-- BEGIN EXERCISE INPUTS --

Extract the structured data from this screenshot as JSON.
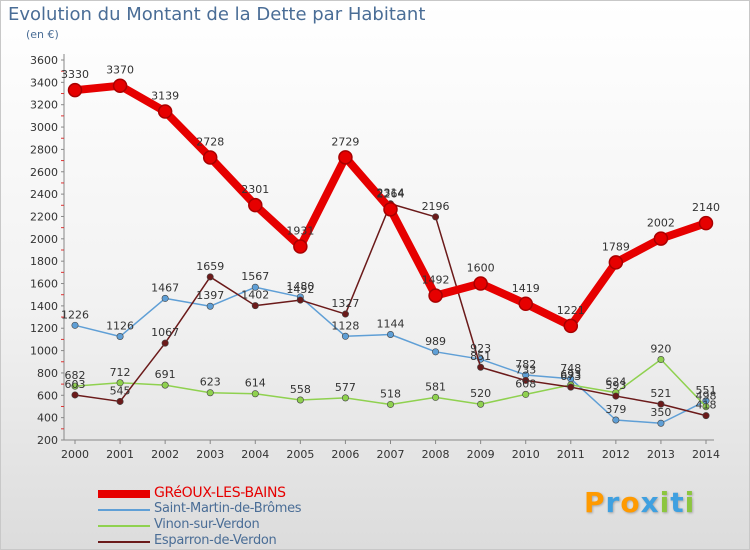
{
  "title": "Evolution du Montant de la Dette par Habitant",
  "subtitle": "(en €)",
  "logo": {
    "text": "Proxiti",
    "letters": [
      {
        "char": "P",
        "color": "#ff9a00"
      },
      {
        "char": "r",
        "color": "#3fa0e0"
      },
      {
        "char": "o",
        "color": "#ff9a00"
      },
      {
        "char": "x",
        "color": "#3fa0e0"
      },
      {
        "char": "i",
        "color": "#8cc63f"
      },
      {
        "char": "t",
        "color": "#3fa0e0"
      },
      {
        "char": "i",
        "color": "#8cc63f"
      }
    ]
  },
  "chart_data": {
    "type": "line",
    "title": "Evolution du Montant de la Dette par Habitant",
    "subtitle": "(en €)",
    "x": [
      2000,
      2001,
      2002,
      2003,
      2004,
      2005,
      2006,
      2007,
      2008,
      2009,
      2010,
      2011,
      2012,
      2013,
      2014
    ],
    "ylim": [
      200,
      3600
    ],
    "yticks": [
      200,
      400,
      600,
      800,
      1000,
      1200,
      1400,
      1600,
      1800,
      2000,
      2200,
      2400,
      2600,
      2800,
      3000,
      3200,
      3400,
      3600
    ],
    "grid": false,
    "legend": "bottom-left",
    "series": [
      {
        "name": "GRéOUX-LES-BAINS",
        "color": "#e60000",
        "bold": true,
        "values": [
          3330,
          3370,
          3139,
          2728,
          2301,
          1931,
          2729,
          2264,
          1492,
          1600,
          1419,
          1221,
          1789,
          2002,
          2140
        ]
      },
      {
        "name": "Saint-Martin-de-Brômes",
        "color": "#5f9fd6",
        "bold": false,
        "values": [
          1226,
          1126,
          1467,
          1397,
          1567,
          1480,
          1128,
          1144,
          989,
          923,
          782,
          748,
          379,
          350,
          551
        ]
      },
      {
        "name": "Vinon-sur-Verdon",
        "color": "#8fd14f",
        "bold": false,
        "values": [
          682,
          712,
          691,
          623,
          614,
          558,
          577,
          518,
          581,
          520,
          608,
          693,
          624,
          920,
          498
        ]
      },
      {
        "name": "Esparron-de-Verdon",
        "color": "#6b1a1a",
        "bold": false,
        "values": [
          603,
          545,
          1067,
          1659,
          1402,
          1452,
          1327,
          2314,
          2196,
          851,
          733,
          673,
          593,
          521,
          418
        ]
      }
    ]
  }
}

-- END EXERCISE INPUTS --

* _GOAL OF THE EXERCISE_: Pull out each line holding the string "Montant".

* _COMPLETED TASK_:
  "title": "Evolution du Montant de la Dette par Habitant",
    "title": "Evolution du Montant de la Dette par Habitant",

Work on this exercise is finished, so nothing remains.